Data provided:
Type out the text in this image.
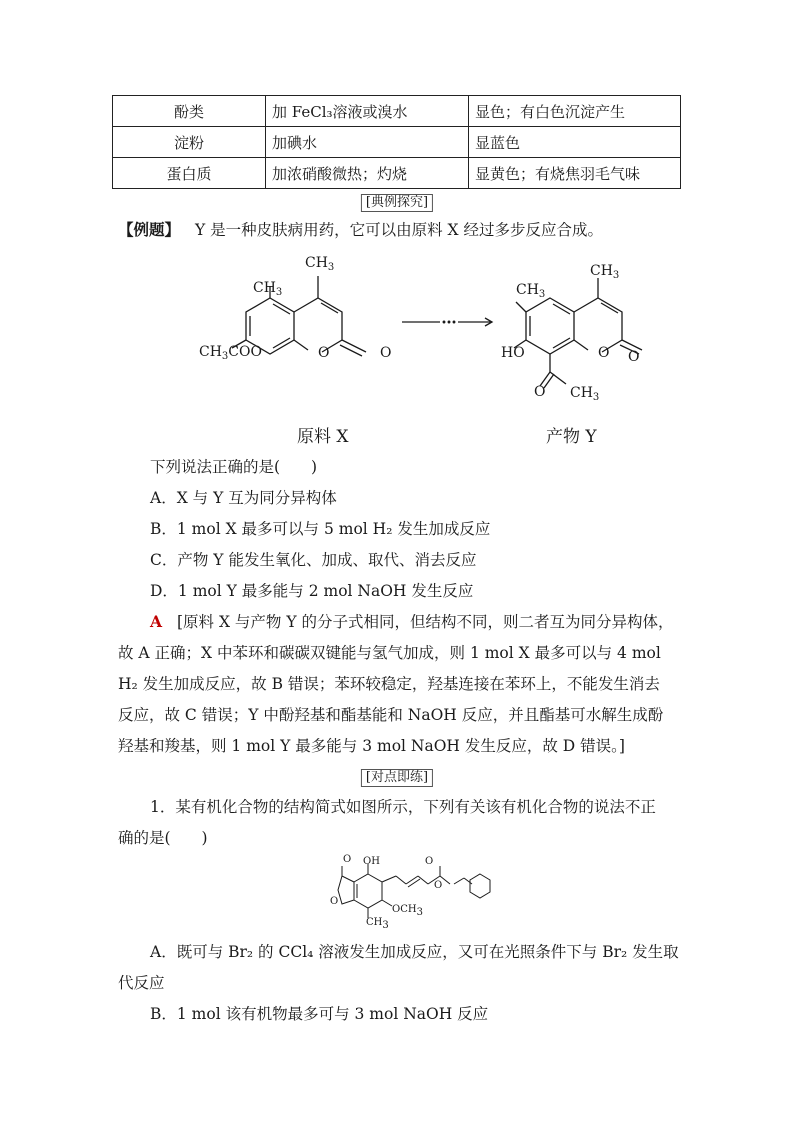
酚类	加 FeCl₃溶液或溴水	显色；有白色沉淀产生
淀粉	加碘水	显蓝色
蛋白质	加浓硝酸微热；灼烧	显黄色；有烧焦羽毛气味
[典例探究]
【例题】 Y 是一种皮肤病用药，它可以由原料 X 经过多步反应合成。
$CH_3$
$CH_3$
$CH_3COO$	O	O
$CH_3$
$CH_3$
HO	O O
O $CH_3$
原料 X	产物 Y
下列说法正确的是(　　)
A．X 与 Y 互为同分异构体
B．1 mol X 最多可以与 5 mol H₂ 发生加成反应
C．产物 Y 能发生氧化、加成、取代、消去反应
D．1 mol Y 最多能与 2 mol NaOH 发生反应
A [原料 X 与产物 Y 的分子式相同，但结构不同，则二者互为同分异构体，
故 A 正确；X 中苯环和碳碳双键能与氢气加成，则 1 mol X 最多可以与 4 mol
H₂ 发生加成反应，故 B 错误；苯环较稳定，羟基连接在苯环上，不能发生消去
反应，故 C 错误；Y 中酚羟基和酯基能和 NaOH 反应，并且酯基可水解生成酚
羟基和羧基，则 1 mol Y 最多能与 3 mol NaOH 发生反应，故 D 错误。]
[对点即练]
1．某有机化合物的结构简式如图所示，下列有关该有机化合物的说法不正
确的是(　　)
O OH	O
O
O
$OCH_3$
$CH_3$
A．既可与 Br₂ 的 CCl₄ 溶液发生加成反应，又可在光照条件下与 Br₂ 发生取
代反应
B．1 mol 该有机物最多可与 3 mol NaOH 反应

Exercise prompt: Copy out every line of the data that includes "最多可以与".

Task solution:
B．1 mol X 最多可以与 5 mol H₂ 发生加成反应
故 A 正确；X 中苯环和碳碳双键能与氢气加成，则 1 mol X 最多可以与 4 mol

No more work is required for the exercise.